» Rows:
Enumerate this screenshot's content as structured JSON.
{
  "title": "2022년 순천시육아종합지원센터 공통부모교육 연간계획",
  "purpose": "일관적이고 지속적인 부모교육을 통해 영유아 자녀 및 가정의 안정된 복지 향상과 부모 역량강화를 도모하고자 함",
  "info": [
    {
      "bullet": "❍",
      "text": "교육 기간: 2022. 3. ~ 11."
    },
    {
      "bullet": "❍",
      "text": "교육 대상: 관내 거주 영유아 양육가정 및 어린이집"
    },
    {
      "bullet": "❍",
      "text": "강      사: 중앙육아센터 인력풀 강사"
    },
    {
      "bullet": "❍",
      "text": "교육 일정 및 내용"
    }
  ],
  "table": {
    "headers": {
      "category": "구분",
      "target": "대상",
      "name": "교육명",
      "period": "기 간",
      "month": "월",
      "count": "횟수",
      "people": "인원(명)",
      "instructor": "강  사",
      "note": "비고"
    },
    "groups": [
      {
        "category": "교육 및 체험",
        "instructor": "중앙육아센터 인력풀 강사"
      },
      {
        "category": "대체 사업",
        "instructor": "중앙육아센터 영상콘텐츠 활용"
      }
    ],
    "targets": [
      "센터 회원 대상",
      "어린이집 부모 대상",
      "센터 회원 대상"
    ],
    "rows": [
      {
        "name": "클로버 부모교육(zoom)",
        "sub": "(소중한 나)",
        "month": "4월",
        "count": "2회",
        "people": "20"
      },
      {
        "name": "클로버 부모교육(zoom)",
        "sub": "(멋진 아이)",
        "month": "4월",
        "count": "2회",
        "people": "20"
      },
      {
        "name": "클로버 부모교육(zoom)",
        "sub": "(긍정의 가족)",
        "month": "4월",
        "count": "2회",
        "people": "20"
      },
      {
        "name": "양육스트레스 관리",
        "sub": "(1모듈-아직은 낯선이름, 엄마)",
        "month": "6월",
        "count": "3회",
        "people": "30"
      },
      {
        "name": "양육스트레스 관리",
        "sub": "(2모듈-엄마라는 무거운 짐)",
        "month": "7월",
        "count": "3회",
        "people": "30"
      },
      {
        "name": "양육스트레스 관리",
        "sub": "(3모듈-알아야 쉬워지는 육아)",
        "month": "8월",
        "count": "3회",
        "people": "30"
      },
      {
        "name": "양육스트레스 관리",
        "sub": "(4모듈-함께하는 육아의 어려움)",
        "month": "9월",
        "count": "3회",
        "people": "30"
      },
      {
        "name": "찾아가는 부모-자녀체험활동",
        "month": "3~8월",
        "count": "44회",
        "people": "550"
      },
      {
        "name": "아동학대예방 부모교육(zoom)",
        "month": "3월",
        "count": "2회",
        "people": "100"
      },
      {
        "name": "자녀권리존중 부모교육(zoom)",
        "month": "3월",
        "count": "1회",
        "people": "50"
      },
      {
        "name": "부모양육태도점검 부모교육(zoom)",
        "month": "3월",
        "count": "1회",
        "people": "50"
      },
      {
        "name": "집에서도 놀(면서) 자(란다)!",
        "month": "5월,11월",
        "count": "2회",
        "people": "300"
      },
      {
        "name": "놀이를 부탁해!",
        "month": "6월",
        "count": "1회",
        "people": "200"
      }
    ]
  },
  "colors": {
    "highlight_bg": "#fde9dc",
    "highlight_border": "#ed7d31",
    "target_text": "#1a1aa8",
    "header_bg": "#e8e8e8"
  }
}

» Task prompt: Copy all data exactly, start to finish.

» Problem solution:
Enumerate this screenshot's content as structured JSON.
{
  "title": "2022년 순천시육아종합지원센터 공통부모교육 연간계획",
  "purpose": "일관적이고 지속적인 부모교육을 통해 영유아 자녀 및 가정의 안정된 복지 향상과 부모 역량강화를 도모하고자 함",
  "info": [
    {
      "bullet": "❍",
      "text": "교육 기간: 2022. 3. ~ 11."
    },
    {
      "bullet": "❍",
      "text": "교육 대상: 관내 거주 영유아 양육가정 및 어린이집"
    },
    {
      "bullet": "❍",
      "text": "강      사: 중앙육아센터 인력풀 강사"
    },
    {
      "bullet": "❍",
      "text": "교육 일정 및 내용"
    }
  ],
  "table": {
    "headers": {
      "category": "구분",
      "target": "대상",
      "name": "교육명",
      "period": "기 간",
      "month": "월",
      "count": "횟수",
      "people": "인원(명)",
      "instructor": "강  사",
      "note": "비고"
    },
    "groups": [
      {
        "category": "교육 및 체험",
        "instructor": "중앙육아센터 인력풀 강사"
      },
      {
        "category": "대체 사업",
        "instructor": "중앙육아센터 영상콘텐츠 활용"
      }
    ],
    "targets": [
      "센터 회원 대상",
      "어린이집 부모 대상",
      "센터 회원 대상"
    ],
    "rows": [
      {
        "name": "클로버 부모교육(zoom)",
        "sub": "(소중한 나)",
        "month": "4월",
        "count": "2회",
        "people": "20"
      },
      {
        "name": "클로버 부모교육(zoom)",
        "sub": "(멋진 아이)",
        "month": "4월",
        "count": "2회",
        "people": "20"
      },
      {
        "name": "클로버 부모교육(zoom)",
        "sub": "(긍정의 가족)",
        "month": "4월",
        "count": "2회",
        "people": "20"
      },
      {
        "name": "양육스트레스 관리",
        "sub": "(1모듈-아직은 낯선이름, 엄마)",
        "month": "6월",
        "count": "3회",
        "people": "30"
      },
      {
        "name": "양육스트레스 관리",
        "sub": "(2모듈-엄마라는 무거운 짐)",
        "month": "7월",
        "count": "3회",
        "people": "30"
      },
      {
        "name": "양육스트레스 관리",
        "sub": "(3모듈-알아야 쉬워지는 육아)",
        "month": "8월",
        "count": "3회",
        "people": "30"
      },
      {
        "name": "양육스트레스 관리",
        "sub": "(4모듈-함께하는 육아의 어려움)",
        "month": "9월",
        "count": "3회",
        "people": "30"
      },
      {
        "name": "찾아가는 부모-자녀체험활동",
        "month": "3~8월",
        "count": "44회",
        "people": "550"
      },
      {
        "name": "아동학대예방 부모교육(zoom)",
        "month": "3월",
        "count": "2회",
        "people": "100"
      },
      {
        "name": "자녀권리존중 부모교육(zoom)",
        "month": "3월",
        "count": "1회",
        "people": "50"
      },
      {
        "name": "부모양육태도점검 부모교육(zoom)",
        "month": "3월",
        "count": "1회",
        "people": "50"
      },
      {
        "name": "집에서도 놀(면서) 자(란다)!",
        "month": "5월,11월",
        "count": "2회",
        "people": "300"
      },
      {
        "name": "놀이를 부탁해!",
        "month": "6월",
        "count": "1회",
        "people": "200"
      }
    ]
  },
  "colors": {
    "highlight_bg": "#fde9dc",
    "highlight_border": "#ed7d31",
    "target_text": "#1a1aa8",
    "header_bg": "#e8e8e8"
  }
}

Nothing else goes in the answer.